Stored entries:
○ ○ ○

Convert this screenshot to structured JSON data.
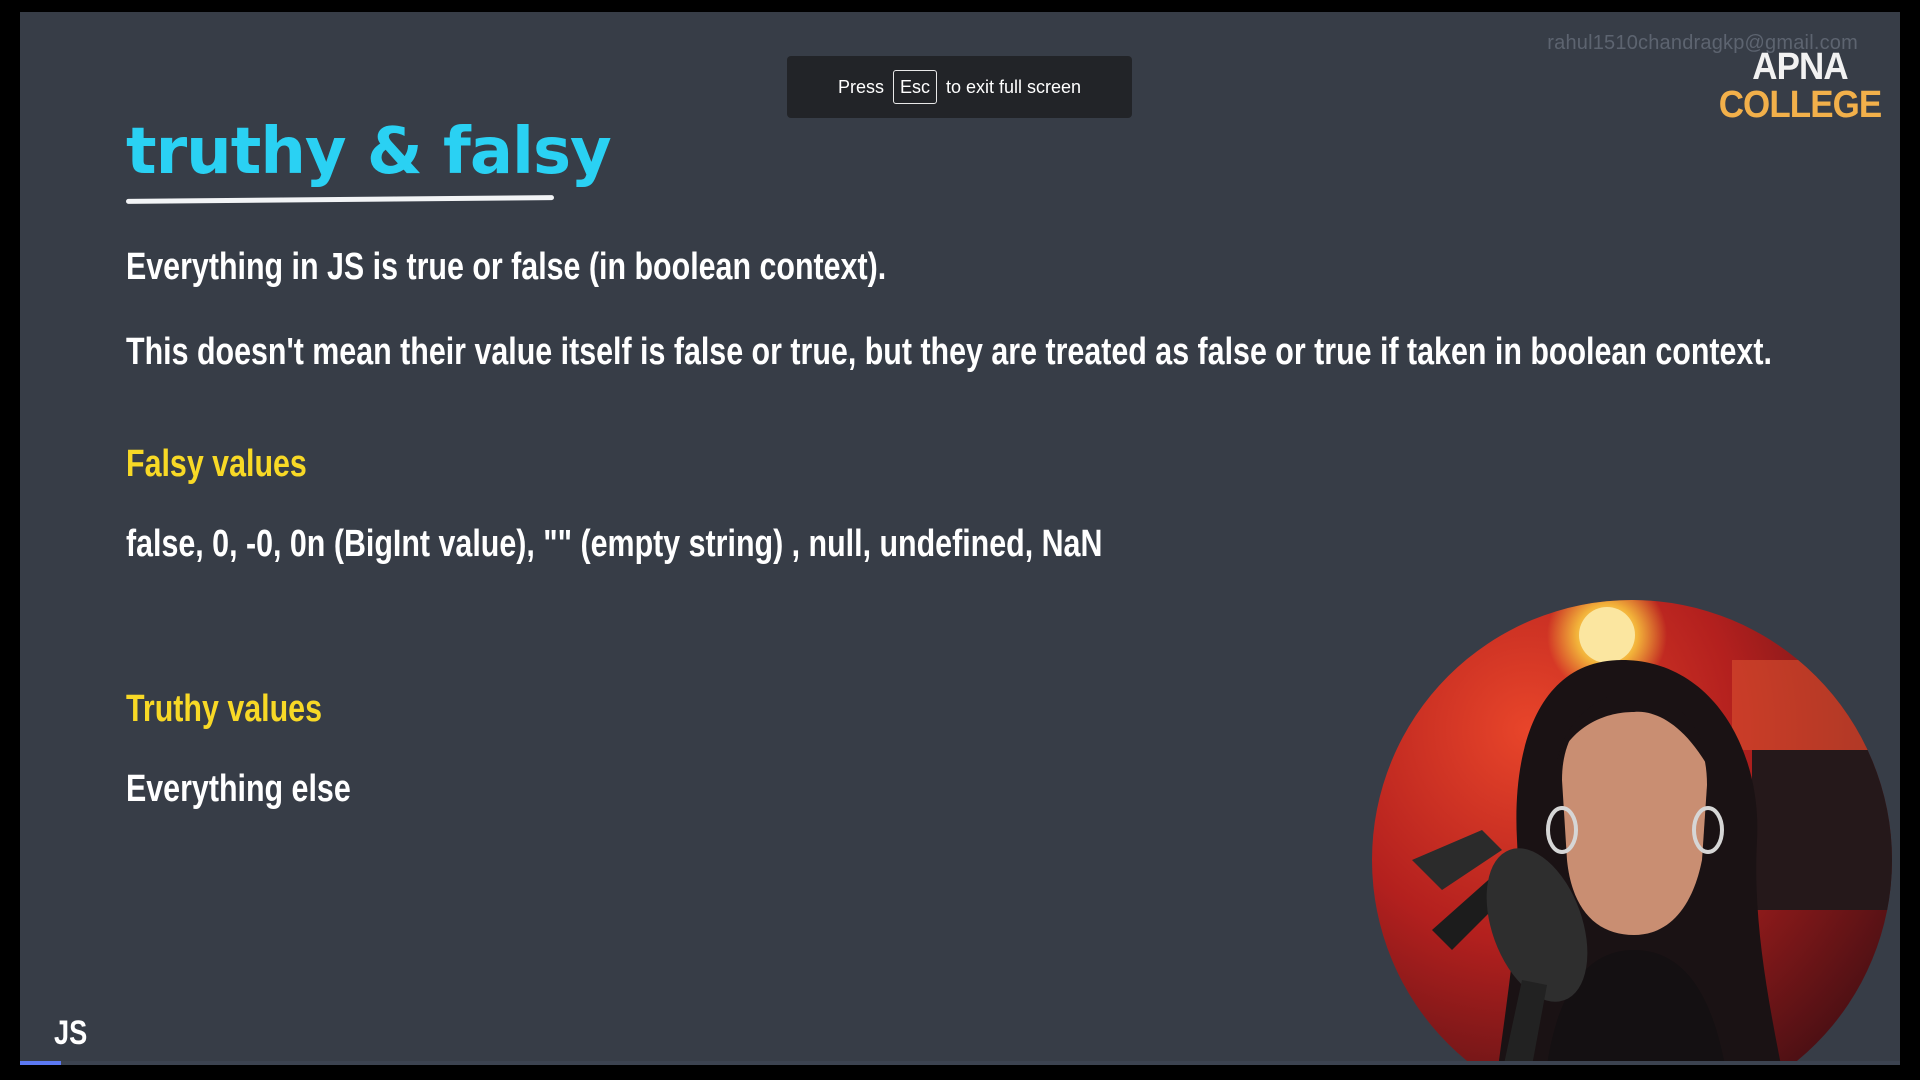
{
  "slide": {
    "title": "truthy & falsy",
    "line1": "Everything in JS is true or false (in boolean context).",
    "line2": "This doesn't mean their value itself is false or true, but they are treated as false or true if taken in boolean context.",
    "falsy_heading": "Falsy values",
    "falsy_values": "false,  0,  -0,  0n (BigInt value),  \"\" (empty string) ,  null,  undefined,  NaN",
    "truthy_heading": "Truthy values",
    "truthy_values": "Everything else",
    "tag": "JS"
  },
  "overlay": {
    "press": "Press",
    "key": "Esc",
    "rest": "to exit full screen"
  },
  "watermark": {
    "email": "rahul1510chandragkp@gmail.com",
    "logo_line1": "APNA",
    "logo_line2": "COLLEGE"
  },
  "video": {
    "progress": 0.022
  },
  "colors": {
    "background": "#373d47",
    "title": "#2ad1f3",
    "heading": "#f8d926",
    "text": "#ffffff",
    "logo_accent": "#f2b04a",
    "progress": "#5b78f2"
  }
}
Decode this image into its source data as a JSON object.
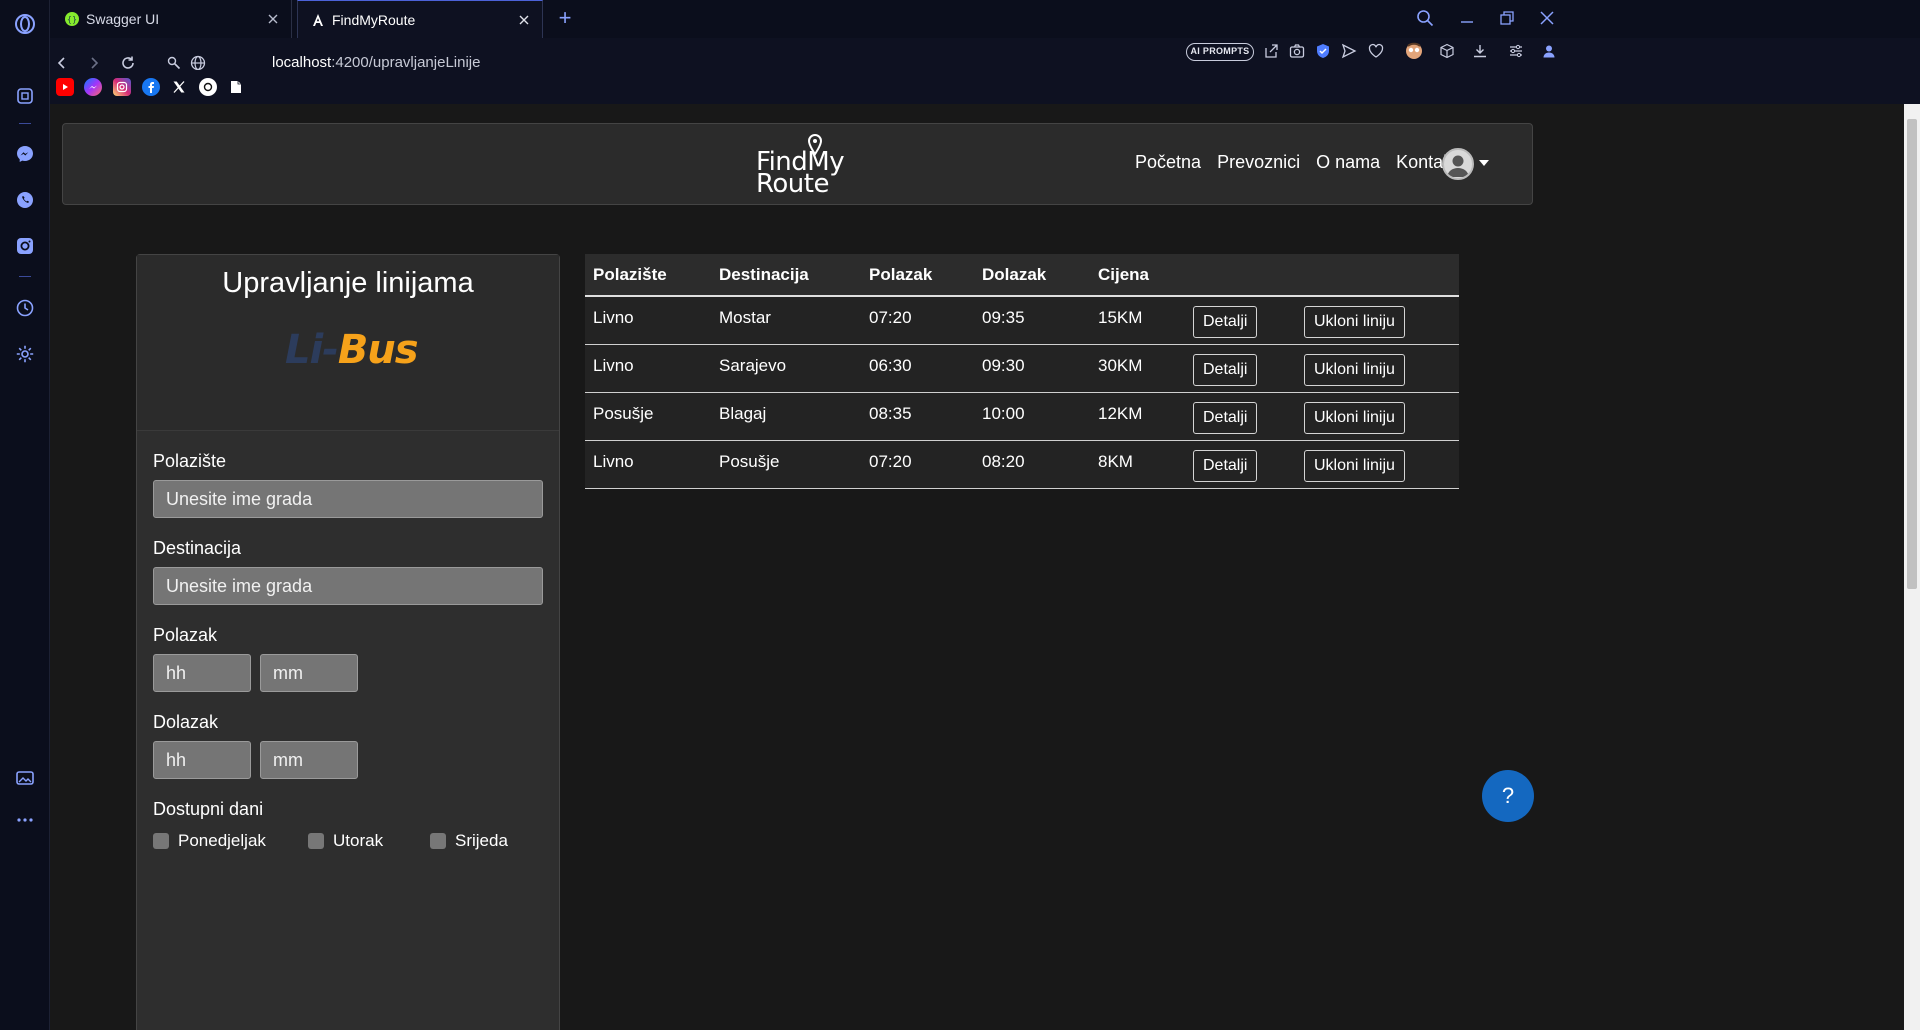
{
  "browser": {
    "tabs": [
      {
        "title": "Swagger UI",
        "icon": "swagger-icon"
      },
      {
        "title": "FindMyRoute",
        "icon": "angular-icon"
      }
    ],
    "url_host": "localhost",
    "url_path": ":4200/upravljanjeLinije",
    "ai_prompts_label": "AI PROMPTS",
    "bookmarks": [
      "youtube-icon",
      "messenger-icon",
      "instagram-icon",
      "facebook-icon",
      "x-icon",
      "chatgpt-icon",
      "document-icon"
    ],
    "sidebar_icons": [
      "opera-logo-icon",
      "aria-icon",
      "messenger-icon",
      "whatsapp-icon",
      "instagram-icon",
      "history-icon",
      "settings-icon",
      "gallery-icon",
      "more-icon"
    ]
  },
  "site": {
    "logo_line1": "FindMy",
    "logo_line2": "Route",
    "nav": [
      "Početna",
      "Prevoznici",
      "O nama",
      "Kontakt"
    ]
  },
  "form": {
    "title": "Upravljanje linijama",
    "brand_li": "Li-",
    "brand_bus": "Bus",
    "polaziste_label": "Polazište",
    "polaziste_placeholder": "Unesite ime grada",
    "destinacija_label": "Destinacija",
    "destinacija_placeholder": "Unesite ime grada",
    "polazak_label": "Polazak",
    "dolazak_label": "Dolazak",
    "hh_placeholder": "hh",
    "mm_placeholder": "mm",
    "dani_label": "Dostupni dani",
    "days": [
      "Ponedjeljak",
      "Utorak",
      "Srijeda"
    ]
  },
  "table": {
    "headers": [
      "Polazište",
      "Destinacija",
      "Polazak",
      "Dolazak",
      "Cijena"
    ],
    "details_label": "Detalji",
    "remove_label": "Ukloni liniju",
    "rows": [
      [
        "Livno",
        "Mostar",
        "07:20",
        "09:35",
        "15KM"
      ],
      [
        "Livno",
        "Sarajevo",
        "06:30",
        "09:30",
        "30KM"
      ],
      [
        "Posušje",
        "Blagaj",
        "08:35",
        "10:00",
        "12KM"
      ],
      [
        "Livno",
        "Posušje",
        "07:20",
        "08:20",
        "8KM"
      ]
    ]
  },
  "help_label": "?",
  "colors": {
    "accent": "#1468c0",
    "brand_orange": "#f6a21a"
  }
}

○ ○ ○

THE PROBLEM:
Collect every line with the string "Polazište" from the records, and copy each.

ANSWER BELOW:
    "polaziste_label": "Polazište",
      "Polazište",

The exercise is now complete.